▶ **Extract to read**:
Optimize the Read permission recalculation when a Space changes
Summary: This is currently wildly inefficient, and while I try to avoid premature optimization it seems likely to become a disaster for the Arisia Volunteers Space: with hundreds of people frequently modifying a Space with tens of thousands of records, it's likely to bog down.
This has a deadline -- before people are using the Space hard -- but in practice it's not a major issue until about November.
For now, let's focus on the low-hanging fruit. I believe that a fairly conservative set of changes can fix 98% of the problem pretty quickly. Here are the key observations:
- The relevant code is in
OldUserSpaceSession.scala
. In particular, when we get a CurrentState()
message, we call setRawState()
, and that clears the enhancedState.
- The
CurrentState()
message is insufficient in and of itself -- we will need to propagate the actual change Event that has happened, as well.
- I believe that the creation of any Thing cannot affect the readability of any other Thing. This is crucial, because a large fraction of operations are Creates. (Creating a Model or a Role can't affect Reads, because nothing else can depend on it yet.)
- I believe that the modification of an instance cannot affect the readability of any other Thing, unless that instance is a Role. The vast majority of operations are instance modifications, so this is a gigantic win.
- For now, modifications to Models, Roles, Properties, etc, should still cause a full rebuild.
Basically, only changes to Models or Roles seem likely to require a full readability rebuild. Those are extremely rare once the system is really up and running, so we should be able to make things much better.

▶ **Problem set**:
- 1) Repeat word for word the part of the Read permission recalculation issue that opens with the words containing "- I believe that the creation" and closes with "things much better.".
- 2) Write the next part of the Read permission recalculation issue, picking up after its last sentence.
The entries come from a different source than the Read permission recalculation issue.

▶ **Data supplied**:
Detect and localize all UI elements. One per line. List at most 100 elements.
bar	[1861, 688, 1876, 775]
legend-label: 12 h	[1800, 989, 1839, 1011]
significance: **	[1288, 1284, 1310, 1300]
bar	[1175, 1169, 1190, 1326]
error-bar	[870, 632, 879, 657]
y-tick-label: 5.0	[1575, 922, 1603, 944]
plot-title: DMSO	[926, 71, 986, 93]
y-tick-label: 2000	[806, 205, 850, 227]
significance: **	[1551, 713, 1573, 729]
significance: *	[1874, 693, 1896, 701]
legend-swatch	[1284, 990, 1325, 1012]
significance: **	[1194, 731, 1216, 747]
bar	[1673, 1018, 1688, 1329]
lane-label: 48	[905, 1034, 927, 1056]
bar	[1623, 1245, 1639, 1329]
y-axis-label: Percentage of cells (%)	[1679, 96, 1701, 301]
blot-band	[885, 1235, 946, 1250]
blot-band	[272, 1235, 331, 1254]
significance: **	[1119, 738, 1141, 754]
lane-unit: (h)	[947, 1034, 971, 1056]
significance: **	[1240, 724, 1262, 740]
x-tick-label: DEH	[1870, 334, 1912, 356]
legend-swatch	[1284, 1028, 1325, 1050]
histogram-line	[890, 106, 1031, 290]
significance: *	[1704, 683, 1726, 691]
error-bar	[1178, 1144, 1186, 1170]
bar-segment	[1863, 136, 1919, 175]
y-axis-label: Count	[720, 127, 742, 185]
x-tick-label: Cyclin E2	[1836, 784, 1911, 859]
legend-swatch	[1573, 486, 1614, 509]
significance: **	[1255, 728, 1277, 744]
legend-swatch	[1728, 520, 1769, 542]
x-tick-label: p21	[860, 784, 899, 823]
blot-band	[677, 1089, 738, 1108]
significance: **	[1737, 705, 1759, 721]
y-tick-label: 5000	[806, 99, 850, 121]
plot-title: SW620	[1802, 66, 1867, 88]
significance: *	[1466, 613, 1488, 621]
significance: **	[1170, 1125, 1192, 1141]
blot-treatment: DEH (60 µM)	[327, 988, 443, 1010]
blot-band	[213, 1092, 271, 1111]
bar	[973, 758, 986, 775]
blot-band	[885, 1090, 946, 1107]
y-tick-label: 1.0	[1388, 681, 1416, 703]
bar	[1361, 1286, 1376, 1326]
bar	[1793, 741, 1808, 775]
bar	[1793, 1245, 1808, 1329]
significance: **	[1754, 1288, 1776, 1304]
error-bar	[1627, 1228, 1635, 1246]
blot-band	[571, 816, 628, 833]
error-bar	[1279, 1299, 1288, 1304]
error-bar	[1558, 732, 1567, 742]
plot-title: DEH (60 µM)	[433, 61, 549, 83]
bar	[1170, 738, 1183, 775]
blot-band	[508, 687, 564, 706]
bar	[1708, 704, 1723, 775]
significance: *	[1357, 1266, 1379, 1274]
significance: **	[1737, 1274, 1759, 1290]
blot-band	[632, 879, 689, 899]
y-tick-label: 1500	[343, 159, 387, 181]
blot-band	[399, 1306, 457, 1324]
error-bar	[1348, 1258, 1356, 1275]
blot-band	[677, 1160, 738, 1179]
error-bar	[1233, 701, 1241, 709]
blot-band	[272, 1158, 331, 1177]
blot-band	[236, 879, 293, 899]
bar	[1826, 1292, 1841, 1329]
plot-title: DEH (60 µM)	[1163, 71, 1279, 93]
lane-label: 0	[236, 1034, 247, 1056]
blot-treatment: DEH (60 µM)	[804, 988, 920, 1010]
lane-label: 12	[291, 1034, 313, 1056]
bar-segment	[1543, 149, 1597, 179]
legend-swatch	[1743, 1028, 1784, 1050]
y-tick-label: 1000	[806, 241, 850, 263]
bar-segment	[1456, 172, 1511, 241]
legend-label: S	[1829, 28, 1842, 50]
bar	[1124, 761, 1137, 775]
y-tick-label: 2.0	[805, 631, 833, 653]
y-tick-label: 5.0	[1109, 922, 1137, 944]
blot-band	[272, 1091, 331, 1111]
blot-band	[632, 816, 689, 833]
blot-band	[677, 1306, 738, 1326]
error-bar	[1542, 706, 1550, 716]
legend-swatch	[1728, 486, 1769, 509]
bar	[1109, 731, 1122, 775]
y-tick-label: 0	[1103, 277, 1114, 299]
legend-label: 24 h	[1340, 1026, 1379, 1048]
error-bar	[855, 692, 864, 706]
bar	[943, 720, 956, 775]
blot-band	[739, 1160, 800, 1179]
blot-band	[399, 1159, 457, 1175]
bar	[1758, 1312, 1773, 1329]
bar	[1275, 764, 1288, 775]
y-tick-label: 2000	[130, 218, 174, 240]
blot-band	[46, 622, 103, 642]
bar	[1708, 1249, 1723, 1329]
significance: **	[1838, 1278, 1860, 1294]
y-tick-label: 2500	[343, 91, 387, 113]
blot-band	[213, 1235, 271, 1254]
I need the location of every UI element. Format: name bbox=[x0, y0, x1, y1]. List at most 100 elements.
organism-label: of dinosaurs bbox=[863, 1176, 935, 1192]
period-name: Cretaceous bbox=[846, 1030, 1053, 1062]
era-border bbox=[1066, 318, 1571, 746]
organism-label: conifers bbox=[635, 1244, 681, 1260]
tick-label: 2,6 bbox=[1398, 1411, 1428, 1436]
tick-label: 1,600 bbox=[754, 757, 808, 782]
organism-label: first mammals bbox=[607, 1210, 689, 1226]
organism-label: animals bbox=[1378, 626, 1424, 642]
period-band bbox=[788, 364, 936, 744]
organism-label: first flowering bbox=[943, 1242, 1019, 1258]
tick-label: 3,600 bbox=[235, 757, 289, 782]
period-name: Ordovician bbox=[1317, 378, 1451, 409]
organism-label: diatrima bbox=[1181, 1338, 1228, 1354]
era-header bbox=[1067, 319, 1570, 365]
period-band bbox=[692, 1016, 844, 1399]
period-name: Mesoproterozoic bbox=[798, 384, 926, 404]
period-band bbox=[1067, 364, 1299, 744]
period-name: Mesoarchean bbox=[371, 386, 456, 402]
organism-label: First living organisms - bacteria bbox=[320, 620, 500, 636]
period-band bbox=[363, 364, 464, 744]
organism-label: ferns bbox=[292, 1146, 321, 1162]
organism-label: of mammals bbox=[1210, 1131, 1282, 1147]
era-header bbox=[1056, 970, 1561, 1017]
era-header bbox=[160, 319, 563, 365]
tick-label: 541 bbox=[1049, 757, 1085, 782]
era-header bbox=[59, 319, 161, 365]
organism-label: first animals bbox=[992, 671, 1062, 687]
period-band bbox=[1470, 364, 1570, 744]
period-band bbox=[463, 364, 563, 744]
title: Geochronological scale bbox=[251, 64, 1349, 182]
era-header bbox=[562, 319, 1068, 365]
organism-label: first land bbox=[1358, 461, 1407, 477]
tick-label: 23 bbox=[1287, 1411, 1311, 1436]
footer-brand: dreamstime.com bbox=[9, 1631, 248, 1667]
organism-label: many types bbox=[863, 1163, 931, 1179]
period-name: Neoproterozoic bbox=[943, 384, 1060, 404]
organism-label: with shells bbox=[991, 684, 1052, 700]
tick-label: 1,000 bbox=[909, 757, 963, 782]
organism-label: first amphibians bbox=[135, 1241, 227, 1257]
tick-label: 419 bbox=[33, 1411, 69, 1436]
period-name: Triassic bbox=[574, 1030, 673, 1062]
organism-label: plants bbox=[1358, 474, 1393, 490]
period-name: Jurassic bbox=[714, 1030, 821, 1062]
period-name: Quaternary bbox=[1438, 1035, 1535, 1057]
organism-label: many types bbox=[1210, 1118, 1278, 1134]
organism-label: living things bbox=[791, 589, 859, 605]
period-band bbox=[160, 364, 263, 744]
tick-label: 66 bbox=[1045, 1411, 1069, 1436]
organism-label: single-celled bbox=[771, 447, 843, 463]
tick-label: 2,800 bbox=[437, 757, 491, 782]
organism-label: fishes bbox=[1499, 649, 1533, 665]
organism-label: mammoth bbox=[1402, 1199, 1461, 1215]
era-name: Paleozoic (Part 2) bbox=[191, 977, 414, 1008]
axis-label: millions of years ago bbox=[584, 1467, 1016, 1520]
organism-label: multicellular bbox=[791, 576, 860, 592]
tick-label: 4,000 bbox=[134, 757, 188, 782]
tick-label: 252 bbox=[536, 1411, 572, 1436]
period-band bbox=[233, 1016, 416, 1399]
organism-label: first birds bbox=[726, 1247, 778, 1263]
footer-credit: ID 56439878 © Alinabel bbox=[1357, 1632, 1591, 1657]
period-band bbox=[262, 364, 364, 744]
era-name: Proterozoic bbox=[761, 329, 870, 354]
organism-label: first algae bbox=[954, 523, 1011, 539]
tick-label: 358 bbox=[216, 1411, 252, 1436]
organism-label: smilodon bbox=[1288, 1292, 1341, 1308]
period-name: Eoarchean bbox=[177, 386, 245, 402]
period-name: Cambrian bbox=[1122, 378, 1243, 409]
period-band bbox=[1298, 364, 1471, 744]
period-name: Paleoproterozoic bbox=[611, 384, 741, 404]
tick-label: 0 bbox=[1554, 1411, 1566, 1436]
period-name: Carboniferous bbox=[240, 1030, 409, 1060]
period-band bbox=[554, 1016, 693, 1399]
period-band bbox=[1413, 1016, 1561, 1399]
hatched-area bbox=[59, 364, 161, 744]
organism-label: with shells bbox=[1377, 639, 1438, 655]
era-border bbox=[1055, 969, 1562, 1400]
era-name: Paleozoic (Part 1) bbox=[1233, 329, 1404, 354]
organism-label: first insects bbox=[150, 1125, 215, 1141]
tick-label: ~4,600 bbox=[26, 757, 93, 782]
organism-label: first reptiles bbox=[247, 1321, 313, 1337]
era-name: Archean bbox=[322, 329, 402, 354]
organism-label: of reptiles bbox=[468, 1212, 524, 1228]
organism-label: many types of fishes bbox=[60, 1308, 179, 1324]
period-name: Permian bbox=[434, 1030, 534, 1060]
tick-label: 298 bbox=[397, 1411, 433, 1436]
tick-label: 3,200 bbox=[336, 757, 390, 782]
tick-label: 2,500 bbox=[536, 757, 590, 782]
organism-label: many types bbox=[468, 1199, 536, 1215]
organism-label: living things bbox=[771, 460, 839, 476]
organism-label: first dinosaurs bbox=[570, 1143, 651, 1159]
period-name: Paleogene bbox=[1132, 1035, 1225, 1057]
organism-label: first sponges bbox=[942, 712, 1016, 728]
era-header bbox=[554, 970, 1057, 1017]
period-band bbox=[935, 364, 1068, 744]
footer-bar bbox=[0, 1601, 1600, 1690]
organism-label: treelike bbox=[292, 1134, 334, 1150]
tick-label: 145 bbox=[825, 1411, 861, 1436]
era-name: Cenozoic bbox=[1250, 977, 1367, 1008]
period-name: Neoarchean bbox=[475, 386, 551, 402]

▶ **Outputs in order**:
- 1)
- I believe that the creation of any Thing cannot affect the readability of any other Thing. This is crucial, because a large fraction of operations are Creates. (Creating a Model or a Role can't affect Reads, because nothing else can depend on it yet.)
- I believe that the modification of an instance cannot affect the readability of any other Thing, unless that instance is a Role. The vast majority of operations are instance modifications, so this is a gigantic win.
- For now, modifications to Models, Roles, Properties, etc, should still cause a full rebuild.
Basically, only changes to Models or Roles seem likely to require a full readability rebuild. Those are extremely rare once the system is really up and running, so we should be able to make things much better.

- 2)
That still leaves a lot of weight, though, because we are still checking the SystemHidden Properties on every Thing. This probably implies that the better solution would be, in most cases, to evolve the current UserSpaceSession State based on the Event, rather than replacing the full State. I believe this is likely to be wildly more efficient and more correct in the long run. (Since, in the long run, we're going to want to be propagating these Events to the Client as well.)
Note that fixing that will require a change to SpaceCore.updateState()
, as well as the CurrentState()
message and everything in between, to take an Option[List[SpaceEvent] ]
. This is what the above changes will hang off of. There are a number of cases which will not result in a SpaceEvent
, which is why it needs to be optional.
All of this should receive heavy unit testing. I suspect that the testing will require more effort than the changes themselves. But this is delicate and critical code, so hammer it hard.